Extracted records
★ ★ ★

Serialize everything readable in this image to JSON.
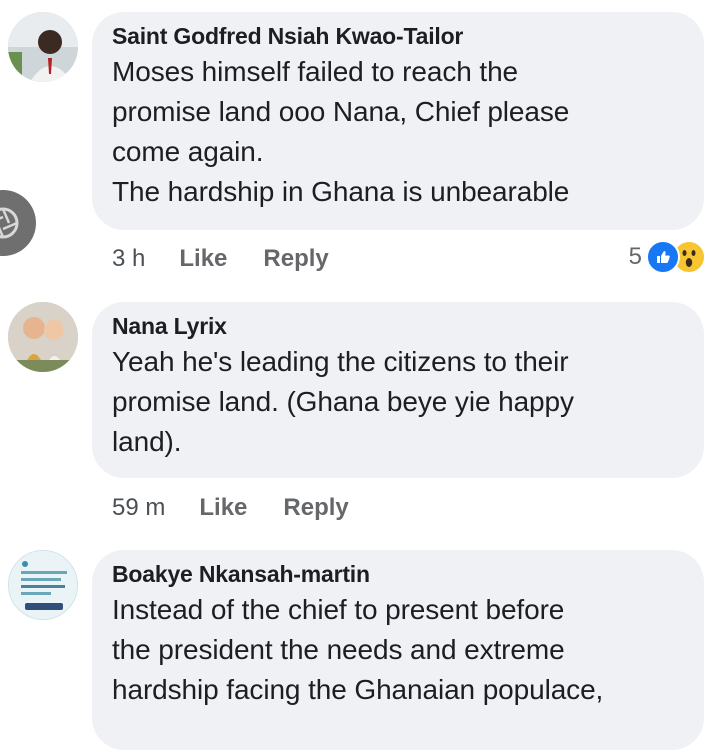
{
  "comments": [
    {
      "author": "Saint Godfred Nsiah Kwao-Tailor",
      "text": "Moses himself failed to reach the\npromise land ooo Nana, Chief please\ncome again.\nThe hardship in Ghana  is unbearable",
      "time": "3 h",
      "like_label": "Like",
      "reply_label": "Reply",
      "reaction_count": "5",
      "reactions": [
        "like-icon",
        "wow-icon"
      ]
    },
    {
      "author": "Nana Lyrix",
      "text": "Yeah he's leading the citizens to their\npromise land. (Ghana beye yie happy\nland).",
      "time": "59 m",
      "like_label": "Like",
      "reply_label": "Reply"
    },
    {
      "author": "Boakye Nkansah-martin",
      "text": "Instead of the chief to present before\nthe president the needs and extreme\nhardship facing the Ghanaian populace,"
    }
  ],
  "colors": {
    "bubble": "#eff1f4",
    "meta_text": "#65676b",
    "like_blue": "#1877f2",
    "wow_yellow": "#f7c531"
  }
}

★ ★ ★

> [WRITTEN PROBLEM] Write out the material above again, word for word, minus its pictures.

> [WRITTEN ANSWER]
Serialize everything readable in this image to JSON.
{
  "comments": [
    {
      "author": "Saint Godfred Nsiah Kwao-Tailor",
      "text": "Moses himself failed to reach the\npromise land ooo Nana, Chief please\ncome again.\nThe hardship in Ghana  is unbearable",
      "time": "3 h",
      "like_label": "Like",
      "reply_label": "Reply",
      "reaction_count": "5",
      "reactions": [
        "like-icon",
        "wow-icon"
      ]
    },
    {
      "author": "Nana Lyrix",
      "text": "Yeah he's leading the citizens to their\npromise land. (Ghana beye yie happy\nland).",
      "time": "59 m",
      "like_label": "Like",
      "reply_label": "Reply"
    },
    {
      "author": "Boakye Nkansah-martin",
      "text": "Instead of the chief to present before\nthe president the needs and extreme\nhardship facing the Ghanaian populace,"
    }
  ],
  "colors": {
    "bubble": "#eff1f4",
    "meta_text": "#65676b",
    "like_blue": "#1877f2",
    "wow_yellow": "#f7c531"
  }
}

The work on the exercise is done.